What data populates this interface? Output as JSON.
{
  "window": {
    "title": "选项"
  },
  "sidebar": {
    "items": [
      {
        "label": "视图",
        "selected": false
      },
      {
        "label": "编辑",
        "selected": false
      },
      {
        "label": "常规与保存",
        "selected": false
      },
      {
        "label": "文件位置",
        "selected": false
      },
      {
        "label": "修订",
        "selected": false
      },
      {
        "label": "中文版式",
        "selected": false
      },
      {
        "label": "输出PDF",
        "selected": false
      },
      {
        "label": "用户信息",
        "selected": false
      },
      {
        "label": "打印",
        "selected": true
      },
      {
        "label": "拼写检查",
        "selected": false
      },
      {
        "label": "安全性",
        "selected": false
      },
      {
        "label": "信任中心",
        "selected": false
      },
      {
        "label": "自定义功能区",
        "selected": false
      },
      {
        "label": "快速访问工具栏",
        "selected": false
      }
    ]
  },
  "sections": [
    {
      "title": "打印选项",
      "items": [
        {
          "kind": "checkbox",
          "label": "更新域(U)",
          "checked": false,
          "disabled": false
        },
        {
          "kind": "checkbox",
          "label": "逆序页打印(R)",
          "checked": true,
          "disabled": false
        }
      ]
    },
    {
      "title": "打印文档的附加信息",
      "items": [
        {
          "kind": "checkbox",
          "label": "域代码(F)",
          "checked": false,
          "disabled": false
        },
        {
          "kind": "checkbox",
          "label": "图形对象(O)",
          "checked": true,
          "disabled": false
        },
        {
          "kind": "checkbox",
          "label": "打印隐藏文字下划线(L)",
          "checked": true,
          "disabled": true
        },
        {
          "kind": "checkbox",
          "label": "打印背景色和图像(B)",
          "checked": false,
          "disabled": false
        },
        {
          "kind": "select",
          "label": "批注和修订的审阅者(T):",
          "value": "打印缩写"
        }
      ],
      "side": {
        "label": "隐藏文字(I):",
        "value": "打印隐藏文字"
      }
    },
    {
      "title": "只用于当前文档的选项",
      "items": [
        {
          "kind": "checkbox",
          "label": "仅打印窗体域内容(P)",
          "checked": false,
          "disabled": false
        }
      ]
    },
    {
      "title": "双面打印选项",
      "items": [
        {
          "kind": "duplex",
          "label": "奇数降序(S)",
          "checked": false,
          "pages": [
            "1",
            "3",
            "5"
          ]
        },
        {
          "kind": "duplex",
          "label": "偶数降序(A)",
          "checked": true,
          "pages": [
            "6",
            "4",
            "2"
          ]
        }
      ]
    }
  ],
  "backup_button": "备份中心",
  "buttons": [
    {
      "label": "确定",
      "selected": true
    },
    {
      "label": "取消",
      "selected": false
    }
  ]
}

++++++++++++++++++++

§ **TASK OBJECTIVE**:
All of the entries above need to be reproduced exactly.

§ **WORKED ANSWER**:
What data populates this interface? Output as JSON.
{
  "window": {
    "title": "选项"
  },
  "sidebar": {
    "items": [
      {
        "label": "视图",
        "selected": false
      },
      {
        "label": "编辑",
        "selected": false
      },
      {
        "label": "常规与保存",
        "selected": false
      },
      {
        "label": "文件位置",
        "selected": false
      },
      {
        "label": "修订",
        "selected": false
      },
      {
        "label": "中文版式",
        "selected": false
      },
      {
        "label": "输出PDF",
        "selected": false
      },
      {
        "label": "用户信息",
        "selected": false
      },
      {
        "label": "打印",
        "selected": true
      },
      {
        "label": "拼写检查",
        "selected": false
      },
      {
        "label": "安全性",
        "selected": false
      },
      {
        "label": "信任中心",
        "selected": false
      },
      {
        "label": "自定义功能区",
        "selected": false
      },
      {
        "label": "快速访问工具栏",
        "selected": false
      }
    ]
  },
  "sections": [
    {
      "title": "打印选项",
      "items": [
        {
          "kind": "checkbox",
          "label": "更新域(U)",
          "checked": false,
          "disabled": false
        },
        {
          "kind": "checkbox",
          "label": "逆序页打印(R)",
          "checked": true,
          "disabled": false
        }
      ]
    },
    {
      "title": "打印文档的附加信息",
      "items": [
        {
          "kind": "checkbox",
          "label": "域代码(F)",
          "checked": false,
          "disabled": false
        },
        {
          "kind": "checkbox",
          "label": "图形对象(O)",
          "checked": true,
          "disabled": false
        },
        {
          "kind": "checkbox",
          "label": "打印隐藏文字下划线(L)",
          "checked": true,
          "disabled": true
        },
        {
          "kind": "checkbox",
          "label": "打印背景色和图像(B)",
          "checked": false,
          "disabled": false
        },
        {
          "kind": "select",
          "label": "批注和修订的审阅者(T):",
          "value": "打印缩写"
        }
      ],
      "side": {
        "label": "隐藏文字(I):",
        "value": "打印隐藏文字"
      }
    },
    {
      "title": "只用于当前文档的选项",
      "items": [
        {
          "kind": "checkbox",
          "label": "仅打印窗体域内容(P)",
          "checked": false,
          "disabled": false
        }
      ]
    },
    {
      "title": "双面打印选项",
      "items": [
        {
          "kind": "duplex",
          "label": "奇数降序(S)",
          "checked": false,
          "pages": [
            "1",
            "3",
            "5"
          ]
        },
        {
          "kind": "duplex",
          "label": "偶数降序(A)",
          "checked": true,
          "pages": [
            "6",
            "4",
            "2"
          ]
        }
      ]
    }
  ],
  "backup_button": "备份中心",
  "buttons": [
    {
      "label": "确定",
      "selected": true
    },
    {
      "label": "取消",
      "selected": false
    }
  ]
}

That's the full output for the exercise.